[begin DATASET EXCERPTS]

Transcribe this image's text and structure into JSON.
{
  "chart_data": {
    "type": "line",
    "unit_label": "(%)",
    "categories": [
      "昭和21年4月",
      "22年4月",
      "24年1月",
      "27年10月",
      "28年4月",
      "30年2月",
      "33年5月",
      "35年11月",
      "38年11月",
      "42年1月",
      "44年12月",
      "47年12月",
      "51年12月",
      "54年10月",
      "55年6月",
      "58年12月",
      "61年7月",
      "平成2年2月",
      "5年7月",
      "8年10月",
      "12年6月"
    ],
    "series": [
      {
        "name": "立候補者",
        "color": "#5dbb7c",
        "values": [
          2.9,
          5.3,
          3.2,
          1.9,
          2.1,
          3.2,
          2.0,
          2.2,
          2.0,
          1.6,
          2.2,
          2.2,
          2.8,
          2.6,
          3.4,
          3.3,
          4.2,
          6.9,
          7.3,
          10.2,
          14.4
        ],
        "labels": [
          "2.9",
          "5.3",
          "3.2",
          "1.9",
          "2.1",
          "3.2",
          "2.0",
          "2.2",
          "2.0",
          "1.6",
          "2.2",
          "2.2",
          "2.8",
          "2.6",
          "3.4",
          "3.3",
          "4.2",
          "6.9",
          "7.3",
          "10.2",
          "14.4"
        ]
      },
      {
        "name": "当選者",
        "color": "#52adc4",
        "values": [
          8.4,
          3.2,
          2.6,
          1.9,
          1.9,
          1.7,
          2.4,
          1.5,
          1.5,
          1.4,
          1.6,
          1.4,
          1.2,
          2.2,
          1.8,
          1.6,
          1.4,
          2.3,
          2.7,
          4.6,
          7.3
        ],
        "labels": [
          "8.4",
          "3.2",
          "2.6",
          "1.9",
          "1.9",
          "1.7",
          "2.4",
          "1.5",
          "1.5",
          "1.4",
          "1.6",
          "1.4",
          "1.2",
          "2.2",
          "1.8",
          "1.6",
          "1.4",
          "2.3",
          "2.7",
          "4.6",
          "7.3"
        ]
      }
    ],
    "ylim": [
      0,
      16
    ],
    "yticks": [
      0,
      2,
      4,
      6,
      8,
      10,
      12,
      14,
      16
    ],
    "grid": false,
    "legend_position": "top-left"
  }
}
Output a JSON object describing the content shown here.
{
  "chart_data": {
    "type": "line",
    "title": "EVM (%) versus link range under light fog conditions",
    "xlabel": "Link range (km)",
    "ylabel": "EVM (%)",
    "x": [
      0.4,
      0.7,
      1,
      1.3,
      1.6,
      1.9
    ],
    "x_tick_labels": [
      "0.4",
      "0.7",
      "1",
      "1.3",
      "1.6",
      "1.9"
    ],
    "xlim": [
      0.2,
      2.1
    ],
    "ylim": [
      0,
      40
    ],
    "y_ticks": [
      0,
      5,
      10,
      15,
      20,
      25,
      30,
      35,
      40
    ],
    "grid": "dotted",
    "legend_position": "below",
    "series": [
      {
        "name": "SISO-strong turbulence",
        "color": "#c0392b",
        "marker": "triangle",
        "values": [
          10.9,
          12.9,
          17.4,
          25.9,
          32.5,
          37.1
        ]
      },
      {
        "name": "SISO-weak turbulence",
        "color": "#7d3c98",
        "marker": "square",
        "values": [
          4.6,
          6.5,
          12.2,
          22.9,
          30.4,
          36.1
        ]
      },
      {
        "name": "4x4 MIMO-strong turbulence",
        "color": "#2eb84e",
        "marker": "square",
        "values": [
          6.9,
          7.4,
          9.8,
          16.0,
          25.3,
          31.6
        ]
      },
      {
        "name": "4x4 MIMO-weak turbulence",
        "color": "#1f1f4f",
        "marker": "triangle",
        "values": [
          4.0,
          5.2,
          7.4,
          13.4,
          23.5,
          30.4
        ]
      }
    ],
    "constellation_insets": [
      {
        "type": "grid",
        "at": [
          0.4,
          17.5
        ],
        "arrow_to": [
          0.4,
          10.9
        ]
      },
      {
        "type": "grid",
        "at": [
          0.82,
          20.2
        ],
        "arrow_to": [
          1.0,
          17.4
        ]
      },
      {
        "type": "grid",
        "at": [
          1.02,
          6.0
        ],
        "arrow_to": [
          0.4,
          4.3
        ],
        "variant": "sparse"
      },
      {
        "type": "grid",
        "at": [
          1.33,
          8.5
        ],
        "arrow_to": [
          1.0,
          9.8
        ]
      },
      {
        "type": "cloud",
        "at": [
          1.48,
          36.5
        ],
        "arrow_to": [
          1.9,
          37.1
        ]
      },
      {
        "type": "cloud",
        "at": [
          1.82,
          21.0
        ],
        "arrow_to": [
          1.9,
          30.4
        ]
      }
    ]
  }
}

[end DATASET EXCERPTS]

Reproduce all data above, unchanged.

Transcribe this image's text and structure into JSON.
{
  "chart_data": {
    "type": "line",
    "unit_label": "(%)",
    "categories": [
      "昭和21年4月",
      "22年4月",
      "24年1月",
      "27年10月",
      "28年4月",
      "30年2月",
      "33年5月",
      "35年11月",
      "38年11月",
      "42年1月",
      "44年12月",
      "47年12月",
      "51年12月",
      "54年10月",
      "55年6月",
      "58年12月",
      "61年7月",
      "平成2年2月",
      "5年7月",
      "8年10月",
      "12年6月"
    ],
    "series": [
      {
        "name": "立候補者",
        "color": "#5dbb7c",
        "values": [
          2.9,
          5.3,
          3.2,
          1.9,
          2.1,
          3.2,
          2.0,
          2.2,
          2.0,
          1.6,
          2.2,
          2.2,
          2.8,
          2.6,
          3.4,
          3.3,
          4.2,
          6.9,
          7.3,
          10.2,
          14.4
        ],
        "labels": [
          "2.9",
          "5.3",
          "3.2",
          "1.9",
          "2.1",
          "3.2",
          "2.0",
          "2.2",
          "2.0",
          "1.6",
          "2.2",
          "2.2",
          "2.8",
          "2.6",
          "3.4",
          "3.3",
          "4.2",
          "6.9",
          "7.3",
          "10.2",
          "14.4"
        ]
      },
      {
        "name": "当選者",
        "color": "#52adc4",
        "values": [
          8.4,
          3.2,
          2.6,
          1.9,
          1.9,
          1.7,
          2.4,
          1.5,
          1.5,
          1.4,
          1.6,
          1.4,
          1.2,
          2.2,
          1.8,
          1.6,
          1.4,
          2.3,
          2.7,
          4.6,
          7.3
        ],
        "labels": [
          "8.4",
          "3.2",
          "2.6",
          "1.9",
          "1.9",
          "1.7",
          "2.4",
          "1.5",
          "1.5",
          "1.4",
          "1.6",
          "1.4",
          "1.2",
          "2.2",
          "1.8",
          "1.6",
          "1.4",
          "2.3",
          "2.7",
          "4.6",
          "7.3"
        ]
      }
    ],
    "ylim": [
      0,
      16
    ],
    "yticks": [
      0,
      2,
      4,
      6,
      8,
      10,
      12,
      14,
      16
    ],
    "grid": false,
    "legend_position": "top-left"
  }
}
Output a JSON object describing the content shown here.
{
  "chart_data": {
    "type": "line",
    "title": "EVM (%) versus link range under light fog conditions",
    "xlabel": "Link range (km)",
    "ylabel": "EVM (%)",
    "x": [
      0.4,
      0.7,
      1,
      1.3,
      1.6,
      1.9
    ],
    "x_tick_labels": [
      "0.4",
      "0.7",
      "1",
      "1.3",
      "1.6",
      "1.9"
    ],
    "xlim": [
      0.2,
      2.1
    ],
    "ylim": [
      0,
      40
    ],
    "y_ticks": [
      0,
      5,
      10,
      15,
      20,
      25,
      30,
      35,
      40
    ],
    "grid": "dotted",
    "legend_position": "below",
    "series": [
      {
        "name": "SISO-strong turbulence",
        "color": "#c0392b",
        "marker": "triangle",
        "values": [
          10.9,
          12.9,
          17.4,
          25.9,
          32.5,
          37.1
        ]
      },
      {
        "name": "SISO-weak turbulence",
        "color": "#7d3c98",
        "marker": "square",
        "values": [
          4.6,
          6.5,
          12.2,
          22.9,
          30.4,
          36.1
        ]
      },
      {
        "name": "4x4 MIMO-strong turbulence",
        "color": "#2eb84e",
        "marker": "square",
        "values": [
          6.9,
          7.4,
          9.8,
          16.0,
          25.3,
          31.6
        ]
      },
      {
        "name": "4x4 MIMO-weak turbulence",
        "color": "#1f1f4f",
        "marker": "triangle",
        "values": [
          4.0,
          5.2,
          7.4,
          13.4,
          23.5,
          30.4
        ]
      }
    ],
    "constellation_insets": [
      {
        "type": "grid",
        "at": [
          0.4,
          17.5
        ],
        "arrow_to": [
          0.4,
          10.9
        ]
      },
      {
        "type": "grid",
        "at": [
          0.82,
          20.2
        ],
        "arrow_to": [
          1.0,
          17.4
        ]
      },
      {
        "type": "grid",
        "at": [
          1.02,
          6.0
        ],
        "arrow_to": [
          0.4,
          4.3
        ],
        "variant": "sparse"
      },
      {
        "type": "grid",
        "at": [
          1.33,
          8.5
        ],
        "arrow_to": [
          1.0,
          9.8
        ]
      },
      {
        "type": "cloud",
        "at": [
          1.48,
          36.5
        ],
        "arrow_to": [
          1.9,
          37.1
        ]
      },
      {
        "type": "cloud",
        "at": [
          1.82,
          21.0
        ],
        "arrow_to": [
          1.9,
          30.4
        ]
      }
    ]
  }
}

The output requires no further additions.